* [Task requirements]: Extract the complete listing and repeat it word for word.

* [Extracted records]:
□ □ □
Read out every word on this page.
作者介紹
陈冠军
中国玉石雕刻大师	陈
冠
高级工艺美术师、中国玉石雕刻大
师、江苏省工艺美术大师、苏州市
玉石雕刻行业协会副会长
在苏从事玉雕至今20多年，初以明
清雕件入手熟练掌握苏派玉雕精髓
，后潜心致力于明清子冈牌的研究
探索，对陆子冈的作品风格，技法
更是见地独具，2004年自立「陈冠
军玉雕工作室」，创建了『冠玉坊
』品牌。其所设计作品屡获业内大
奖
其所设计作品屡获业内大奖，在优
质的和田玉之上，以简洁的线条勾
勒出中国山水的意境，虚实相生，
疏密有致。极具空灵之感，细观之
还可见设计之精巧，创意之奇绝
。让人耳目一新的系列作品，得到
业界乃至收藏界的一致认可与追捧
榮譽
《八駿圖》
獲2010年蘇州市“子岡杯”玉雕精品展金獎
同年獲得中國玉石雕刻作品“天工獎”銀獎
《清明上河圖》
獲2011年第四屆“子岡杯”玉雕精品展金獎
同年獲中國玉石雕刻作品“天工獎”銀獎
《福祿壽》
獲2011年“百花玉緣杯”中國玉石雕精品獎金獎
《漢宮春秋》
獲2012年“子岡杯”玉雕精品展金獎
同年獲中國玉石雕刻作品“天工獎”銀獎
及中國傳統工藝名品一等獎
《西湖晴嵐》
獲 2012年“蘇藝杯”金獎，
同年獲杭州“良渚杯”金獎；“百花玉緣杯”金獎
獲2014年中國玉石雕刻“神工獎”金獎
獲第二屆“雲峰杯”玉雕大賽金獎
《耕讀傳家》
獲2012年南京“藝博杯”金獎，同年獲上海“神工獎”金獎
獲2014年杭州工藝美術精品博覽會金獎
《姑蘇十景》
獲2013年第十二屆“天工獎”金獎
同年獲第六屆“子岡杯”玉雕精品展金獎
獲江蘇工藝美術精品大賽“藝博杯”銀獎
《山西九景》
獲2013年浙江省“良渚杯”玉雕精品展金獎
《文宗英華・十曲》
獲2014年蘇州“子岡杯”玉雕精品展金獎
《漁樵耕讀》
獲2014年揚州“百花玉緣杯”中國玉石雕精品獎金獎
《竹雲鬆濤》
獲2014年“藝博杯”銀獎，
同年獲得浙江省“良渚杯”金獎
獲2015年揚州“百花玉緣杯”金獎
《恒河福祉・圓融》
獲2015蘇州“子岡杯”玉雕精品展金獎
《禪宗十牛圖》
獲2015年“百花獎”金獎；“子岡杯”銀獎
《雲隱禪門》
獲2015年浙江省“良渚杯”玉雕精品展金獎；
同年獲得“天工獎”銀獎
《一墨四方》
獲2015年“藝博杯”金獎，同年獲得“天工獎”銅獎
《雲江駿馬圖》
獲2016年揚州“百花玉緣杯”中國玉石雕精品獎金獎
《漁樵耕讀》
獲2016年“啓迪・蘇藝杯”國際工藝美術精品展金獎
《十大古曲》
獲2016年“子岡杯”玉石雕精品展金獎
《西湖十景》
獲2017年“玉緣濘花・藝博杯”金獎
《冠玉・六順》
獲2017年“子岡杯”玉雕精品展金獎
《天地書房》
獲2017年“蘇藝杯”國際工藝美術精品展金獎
□ □ □
* [Exercise response]:
Read out every word on this page.
作者介紹
陈冠军
中国玉石雕刻大师	陈
冠
高级工艺美术师、中国玉石雕刻大
师、江苏省工艺美术大师、苏州市
玉石雕刻行业协会副会长
在苏从事玉雕至今20多年，初以明
清雕件入手熟练掌握苏派玉雕精髓
，后潜心致力于明清子冈牌的研究
探索，对陆子冈的作品风格，技法
更是见地独具，2004年自立「陈冠
军玉雕工作室」，创建了『冠玉坊
』品牌。其所设计作品屡获业内大
奖
其所设计作品屡获业内大奖，在优
质的和田玉之上，以简洁的线条勾
勒出中国山水的意境，虚实相生，
疏密有致。极具空灵之感，细观之
还可见设计之精巧，创意之奇绝
。让人耳目一新的系列作品，得到
业界乃至收藏界的一致认可与追捧
榮譽
《八駿圖》
獲2010年蘇州市“子岡杯”玉雕精品展金獎
同年獲得中國玉石雕刻作品“天工獎”銀獎
《清明上河圖》
獲2011年第四屆“子岡杯”玉雕精品展金獎
同年獲中國玉石雕刻作品“天工獎”銀獎
《福祿壽》
獲2011年“百花玉緣杯”中國玉石雕精品獎金獎
《漢宮春秋》
獲2012年“子岡杯”玉雕精品展金獎
同年獲中國玉石雕刻作品“天工獎”銀獎
及中國傳統工藝名品一等獎
《西湖晴嵐》
獲 2012年“蘇藝杯”金獎，
同年獲杭州“良渚杯”金獎；“百花玉緣杯”金獎
獲2014年中國玉石雕刻“神工獎”金獎
獲第二屆“雲峰杯”玉雕大賽金獎
《耕讀傳家》
獲2012年南京“藝博杯”金獎，同年獲上海“神工獎”金獎
獲2014年杭州工藝美術精品博覽會金獎
《姑蘇十景》
獲2013年第十二屆“天工獎”金獎
同年獲第六屆“子岡杯”玉雕精品展金獎
獲江蘇工藝美術精品大賽“藝博杯”銀獎
《山西九景》
獲2013年浙江省“良渚杯”玉雕精品展金獎
《文宗英華・十曲》
獲2014年蘇州“子岡杯”玉雕精品展金獎
《漁樵耕讀》
獲2014年揚州“百花玉緣杯”中國玉石雕精品獎金獎
《竹雲鬆濤》
獲2014年“藝博杯”銀獎，
同年獲得浙江省“良渚杯”金獎
獲2015年揚州“百花玉緣杯”金獎
《恒河福祉・圓融》
獲2015蘇州“子岡杯”玉雕精品展金獎
《禪宗十牛圖》
獲2015年“百花獎”金獎；“子岡杯”銀獎
《雲隱禪門》
獲2015年浙江省“良渚杯”玉雕精品展金獎；
同年獲得“天工獎”銀獎
《一墨四方》
獲2015年“藝博杯”金獎，同年獲得“天工獎”銅獎
《雲江駿馬圖》
獲2016年揚州“百花玉緣杯”中國玉石雕精品獎金獎
《漁樵耕讀》
獲2016年“啓迪・蘇藝杯”國際工藝美術精品展金獎
《十大古曲》
獲2016年“子岡杯”玉石雕精品展金獎
《西湖十景》
獲2017年“玉緣濘花・藝博杯”金獎
《冠玉・六順》
獲2017年“子岡杯”玉雕精品展金獎
《天地書房》
獲2017年“蘇藝杯”國際工藝美術精品展金獎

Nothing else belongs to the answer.